Text block:
────────────────────
- Photography by Peter Ashworth

Studio album by Adam and the Ants
- Released: 7 November 1980
- Recorded: 18 April – 30 August 1980
- Studios: Matrix (London); Rockfield (Monmouth, Wales);
- Genres: New wave; rock and roll; pop;
- Length: 41:33 61:17 (2004 reissue)
- Labels: CBS Records (UK); Epic (international);
- Producer: Chris Hughes

Adam and the Ants chronology
| Dirk Wears White Sox (1979) | Kings of the Wild Frontier (1980) | Prince Charming (1981) |

Singles from Kings of the Wild Frontier
- "Kings of the Wild Frontier" Released: 25 July 1980; "Dog Eat Dog" Released: 3 October 1980; "Antmusic" Released: 28 November 1980;

= Kings of the Wild Frontier =

Kings of the Wild Frontier is the second studio album by the English new wave band Adam and the Ants. It was released on 7 November 1980 by CBS Records in the UK and Epic Records internationally. The album was the best-selling album in the UK in 1981 (and the 48th best seller in 1980) and won Best British Album at the 1982 Brit Awards.

==Background and recording==
Following the release of Adam and the Ants' debut, Dirk Wears White Sox, former Sex Pistols manager Malcolm McLaren persuaded drummer David Barbarossa (also known as Dave Barbe), bassist Leigh Gorman and guitarist Matthew Ashman to leave the band to form a new group he was managing, Bow Wow Wow. Gorman's predecessor as bassist, Andy Warren, had departed shortly after recording the album to join former Ants guitarist Lester Square in The Monochrome Set. Adam Ant put together a new line up of Ants that included Marco Pirroni on guitar, Kevin Mooney on bass and two drummers, Terry Lee Miall and Chris Hughes (formerly of Dalek I Love You), who used the name "Merrick". Pirroni also became Ant's new song writing partner.
────────────────────
Data section:
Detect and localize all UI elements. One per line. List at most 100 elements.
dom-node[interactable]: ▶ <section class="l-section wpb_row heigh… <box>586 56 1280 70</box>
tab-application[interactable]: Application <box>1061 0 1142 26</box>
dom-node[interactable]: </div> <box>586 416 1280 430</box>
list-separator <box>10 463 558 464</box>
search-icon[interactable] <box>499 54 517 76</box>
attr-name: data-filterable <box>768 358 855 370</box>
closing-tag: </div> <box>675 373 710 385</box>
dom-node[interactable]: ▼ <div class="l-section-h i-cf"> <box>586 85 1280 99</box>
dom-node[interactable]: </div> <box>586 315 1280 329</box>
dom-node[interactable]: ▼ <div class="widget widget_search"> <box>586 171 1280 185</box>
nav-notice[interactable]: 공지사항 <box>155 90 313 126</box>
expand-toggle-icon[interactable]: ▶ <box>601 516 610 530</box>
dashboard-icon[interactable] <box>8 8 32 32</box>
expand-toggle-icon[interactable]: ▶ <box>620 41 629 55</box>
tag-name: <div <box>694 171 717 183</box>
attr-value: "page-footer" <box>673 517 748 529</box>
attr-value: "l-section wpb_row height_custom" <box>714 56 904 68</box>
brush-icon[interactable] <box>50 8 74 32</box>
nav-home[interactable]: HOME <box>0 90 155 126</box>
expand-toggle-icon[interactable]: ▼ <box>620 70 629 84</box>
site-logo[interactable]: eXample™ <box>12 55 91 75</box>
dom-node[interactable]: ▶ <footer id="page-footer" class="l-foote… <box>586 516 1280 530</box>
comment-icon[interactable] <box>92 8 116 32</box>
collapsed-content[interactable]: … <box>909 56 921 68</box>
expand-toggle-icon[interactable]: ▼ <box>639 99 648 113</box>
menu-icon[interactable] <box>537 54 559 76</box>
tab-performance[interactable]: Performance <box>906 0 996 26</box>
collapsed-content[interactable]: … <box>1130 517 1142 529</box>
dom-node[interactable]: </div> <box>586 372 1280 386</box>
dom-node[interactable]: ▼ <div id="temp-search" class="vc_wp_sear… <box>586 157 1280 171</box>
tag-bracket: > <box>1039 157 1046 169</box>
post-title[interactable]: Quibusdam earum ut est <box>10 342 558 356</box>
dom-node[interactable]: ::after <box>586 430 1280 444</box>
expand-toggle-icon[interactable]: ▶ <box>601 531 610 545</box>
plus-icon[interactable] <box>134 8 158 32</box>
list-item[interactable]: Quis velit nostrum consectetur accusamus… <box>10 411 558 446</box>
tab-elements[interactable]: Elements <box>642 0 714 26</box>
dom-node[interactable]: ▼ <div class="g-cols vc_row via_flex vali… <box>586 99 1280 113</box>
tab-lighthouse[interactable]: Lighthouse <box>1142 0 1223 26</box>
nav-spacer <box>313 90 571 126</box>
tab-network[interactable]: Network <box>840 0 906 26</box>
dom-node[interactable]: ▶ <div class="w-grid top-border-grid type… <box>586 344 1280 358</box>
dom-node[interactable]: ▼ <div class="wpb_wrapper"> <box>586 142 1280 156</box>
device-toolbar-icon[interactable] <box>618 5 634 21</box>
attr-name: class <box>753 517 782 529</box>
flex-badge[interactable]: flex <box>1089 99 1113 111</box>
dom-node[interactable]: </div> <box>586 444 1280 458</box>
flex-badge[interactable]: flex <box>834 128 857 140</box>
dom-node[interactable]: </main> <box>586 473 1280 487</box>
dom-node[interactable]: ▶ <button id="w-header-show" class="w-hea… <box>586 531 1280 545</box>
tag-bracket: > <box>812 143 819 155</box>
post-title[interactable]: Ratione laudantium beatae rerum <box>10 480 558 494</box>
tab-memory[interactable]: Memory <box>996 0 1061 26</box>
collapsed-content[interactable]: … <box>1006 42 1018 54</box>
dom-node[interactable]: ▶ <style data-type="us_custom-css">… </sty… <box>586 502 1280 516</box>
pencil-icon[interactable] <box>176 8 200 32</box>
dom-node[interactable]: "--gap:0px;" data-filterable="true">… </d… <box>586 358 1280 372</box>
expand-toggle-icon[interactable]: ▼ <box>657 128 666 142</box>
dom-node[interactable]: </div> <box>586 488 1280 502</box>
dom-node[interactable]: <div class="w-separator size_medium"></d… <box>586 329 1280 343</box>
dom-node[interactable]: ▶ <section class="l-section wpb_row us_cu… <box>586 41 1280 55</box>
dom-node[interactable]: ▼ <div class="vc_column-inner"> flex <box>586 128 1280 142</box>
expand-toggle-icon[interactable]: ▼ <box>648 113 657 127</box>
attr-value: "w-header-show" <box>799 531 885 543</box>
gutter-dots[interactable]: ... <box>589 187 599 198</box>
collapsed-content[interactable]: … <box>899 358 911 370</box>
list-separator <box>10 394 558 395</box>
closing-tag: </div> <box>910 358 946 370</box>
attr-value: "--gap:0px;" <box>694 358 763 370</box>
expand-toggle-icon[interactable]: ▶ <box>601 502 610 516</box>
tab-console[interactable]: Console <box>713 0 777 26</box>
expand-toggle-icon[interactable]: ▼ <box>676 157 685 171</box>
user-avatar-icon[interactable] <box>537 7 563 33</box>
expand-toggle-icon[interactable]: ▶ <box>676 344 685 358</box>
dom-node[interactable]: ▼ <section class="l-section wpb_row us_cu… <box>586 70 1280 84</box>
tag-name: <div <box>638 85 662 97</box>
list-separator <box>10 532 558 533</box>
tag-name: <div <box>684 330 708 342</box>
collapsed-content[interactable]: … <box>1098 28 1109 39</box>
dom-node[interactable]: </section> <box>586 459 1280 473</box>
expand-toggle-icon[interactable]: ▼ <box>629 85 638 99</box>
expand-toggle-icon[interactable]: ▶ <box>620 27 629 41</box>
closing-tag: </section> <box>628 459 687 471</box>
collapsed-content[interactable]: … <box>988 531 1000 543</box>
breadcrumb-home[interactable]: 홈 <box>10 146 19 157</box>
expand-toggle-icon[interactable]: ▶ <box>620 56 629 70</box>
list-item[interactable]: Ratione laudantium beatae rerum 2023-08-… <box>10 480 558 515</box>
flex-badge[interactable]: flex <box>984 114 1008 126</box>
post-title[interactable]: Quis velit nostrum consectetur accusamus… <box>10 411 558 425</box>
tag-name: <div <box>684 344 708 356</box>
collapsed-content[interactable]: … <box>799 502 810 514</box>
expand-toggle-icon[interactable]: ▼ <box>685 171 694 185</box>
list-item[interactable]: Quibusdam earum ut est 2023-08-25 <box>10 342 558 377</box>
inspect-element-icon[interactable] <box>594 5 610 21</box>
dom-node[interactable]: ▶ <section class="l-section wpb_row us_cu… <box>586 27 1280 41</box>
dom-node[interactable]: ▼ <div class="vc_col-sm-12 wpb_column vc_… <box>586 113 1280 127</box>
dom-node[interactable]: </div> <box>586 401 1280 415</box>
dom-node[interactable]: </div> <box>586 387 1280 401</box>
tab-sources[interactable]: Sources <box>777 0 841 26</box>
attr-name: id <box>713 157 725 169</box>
────────────────────
List of tasks:
(A) Reproduce the stretch of the album article from "Adam and the Ants chronology" through "1982 Brit Awards.", substituting "Epic" for "Epic Records".
(B) Translate this sentence from the album article into Spanish: "Pirroni also became Ant's new song writing partner."

Solutions in order:
(A)
Adam and the Ants chronology
| Dirk Wears White Sox (1979) | Kings of the Wild Frontier (1980) | Prince Charming (1981) |

Singles from Kings of the Wild Frontier
- "Kings of the Wild Frontier" Released: 25 July 1980; "Dog Eat Dog" Released: 3 October 1980; "Antmusic" Released: 28 November 1980;

= Kings of the Wild Frontier =

Kings of the Wild Frontier is the second studio album by the English new wave band Adam and the Ants. It was released on 7 November 1980 by CBS Records in the UK and Epic internationally. The album was the best-selling album in the UK in 1981 (and the 48th best seller in 1980) and won Best British Album at the 1982 Brit Awards.

(B) Pirroni también se convirtió en el nuevo compañero de composición de Ant.